*Rows from a figure dataset*
• • • • •

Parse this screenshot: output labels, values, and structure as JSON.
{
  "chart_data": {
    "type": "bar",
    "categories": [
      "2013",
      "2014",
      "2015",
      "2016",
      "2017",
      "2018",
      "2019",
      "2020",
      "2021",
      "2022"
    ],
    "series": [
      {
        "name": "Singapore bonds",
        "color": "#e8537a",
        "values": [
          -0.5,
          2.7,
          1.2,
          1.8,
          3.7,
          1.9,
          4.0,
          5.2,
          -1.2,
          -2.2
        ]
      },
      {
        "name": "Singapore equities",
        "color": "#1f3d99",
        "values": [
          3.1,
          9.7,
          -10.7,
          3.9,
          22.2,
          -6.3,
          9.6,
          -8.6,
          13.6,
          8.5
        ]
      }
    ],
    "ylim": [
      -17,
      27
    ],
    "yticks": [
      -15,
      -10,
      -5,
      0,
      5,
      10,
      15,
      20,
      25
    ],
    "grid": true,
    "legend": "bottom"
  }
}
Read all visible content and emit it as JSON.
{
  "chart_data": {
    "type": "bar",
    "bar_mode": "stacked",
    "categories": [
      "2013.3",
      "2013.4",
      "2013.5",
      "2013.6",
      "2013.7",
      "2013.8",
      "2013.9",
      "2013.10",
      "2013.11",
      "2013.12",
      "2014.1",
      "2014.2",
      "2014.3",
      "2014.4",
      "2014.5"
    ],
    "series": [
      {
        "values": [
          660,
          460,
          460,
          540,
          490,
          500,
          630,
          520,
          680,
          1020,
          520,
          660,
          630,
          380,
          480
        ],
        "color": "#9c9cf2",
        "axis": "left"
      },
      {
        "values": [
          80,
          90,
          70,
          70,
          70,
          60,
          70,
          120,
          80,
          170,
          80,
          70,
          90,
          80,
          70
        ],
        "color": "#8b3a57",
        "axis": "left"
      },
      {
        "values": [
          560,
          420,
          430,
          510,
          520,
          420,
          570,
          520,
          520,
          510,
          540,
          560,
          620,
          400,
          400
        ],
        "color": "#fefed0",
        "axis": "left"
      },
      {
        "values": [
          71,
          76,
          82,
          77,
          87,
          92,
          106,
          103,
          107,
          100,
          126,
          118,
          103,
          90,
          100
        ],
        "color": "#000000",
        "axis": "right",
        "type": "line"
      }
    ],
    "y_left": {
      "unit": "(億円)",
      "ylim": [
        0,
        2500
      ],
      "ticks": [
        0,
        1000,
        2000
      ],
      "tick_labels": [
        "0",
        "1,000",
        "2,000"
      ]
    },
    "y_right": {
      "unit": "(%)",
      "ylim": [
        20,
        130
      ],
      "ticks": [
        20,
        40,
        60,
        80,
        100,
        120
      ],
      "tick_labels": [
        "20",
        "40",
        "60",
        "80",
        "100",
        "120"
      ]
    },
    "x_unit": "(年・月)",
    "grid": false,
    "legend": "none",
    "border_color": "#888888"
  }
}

• • • • •

*DESCRIPTION OF THE TASK*
Extract all lines as given.

*RESULT FOR THIS TASK*
Parse this screenshot: output labels, values, and structure as JSON.
{
  "chart_data": {
    "type": "bar",
    "categories": [
      "2013",
      "2014",
      "2015",
      "2016",
      "2017",
      "2018",
      "2019",
      "2020",
      "2021",
      "2022"
    ],
    "series": [
      {
        "name": "Singapore bonds",
        "color": "#e8537a",
        "values": [
          -0.5,
          2.7,
          1.2,
          1.8,
          3.7,
          1.9,
          4.0,
          5.2,
          -1.2,
          -2.2
        ]
      },
      {
        "name": "Singapore equities",
        "color": "#1f3d99",
        "values": [
          3.1,
          9.7,
          -10.7,
          3.9,
          22.2,
          -6.3,
          9.6,
          -8.6,
          13.6,
          8.5
        ]
      }
    ],
    "ylim": [
      -17,
      27
    ],
    "yticks": [
      -15,
      -10,
      -5,
      0,
      5,
      10,
      15,
      20,
      25
    ],
    "grid": true,
    "legend": "bottom"
  }
}
Read all visible content and emit it as JSON.
{
  "chart_data": {
    "type": "bar",
    "bar_mode": "stacked",
    "categories": [
      "2013.3",
      "2013.4",
      "2013.5",
      "2013.6",
      "2013.7",
      "2013.8",
      "2013.9",
      "2013.10",
      "2013.11",
      "2013.12",
      "2014.1",
      "2014.2",
      "2014.3",
      "2014.4",
      "2014.5"
    ],
    "series": [
      {
        "values": [
          660,
          460,
          460,
          540,
          490,
          500,
          630,
          520,
          680,
          1020,
          520,
          660,
          630,
          380,
          480
        ],
        "color": "#9c9cf2",
        "axis": "left"
      },
      {
        "values": [
          80,
          90,
          70,
          70,
          70,
          60,
          70,
          120,
          80,
          170,
          80,
          70,
          90,
          80,
          70
        ],
        "color": "#8b3a57",
        "axis": "left"
      },
      {
        "values": [
          560,
          420,
          430,
          510,
          520,
          420,
          570,
          520,
          520,
          510,
          540,
          560,
          620,
          400,
          400
        ],
        "color": "#fefed0",
        "axis": "left"
      },
      {
        "values": [
          71,
          76,
          82,
          77,
          87,
          92,
          106,
          103,
          107,
          100,
          126,
          118,
          103,
          90,
          100
        ],
        "color": "#000000",
        "axis": "right",
        "type": "line"
      }
    ],
    "y_left": {
      "unit": "(億円)",
      "ylim": [
        0,
        2500
      ],
      "ticks": [
        0,
        1000,
        2000
      ],
      "tick_labels": [
        "0",
        "1,000",
        "2,000"
      ]
    },
    "y_right": {
      "unit": "(%)",
      "ylim": [
        20,
        130
      ],
      "ticks": [
        20,
        40,
        60,
        80,
        100,
        120
      ],
      "tick_labels": [
        "20",
        "40",
        "60",
        "80",
        "100",
        "120"
      ]
    },
    "x_unit": "(年・月)",
    "grid": false,
    "legend": "none",
    "border_color": "#888888"
  }
}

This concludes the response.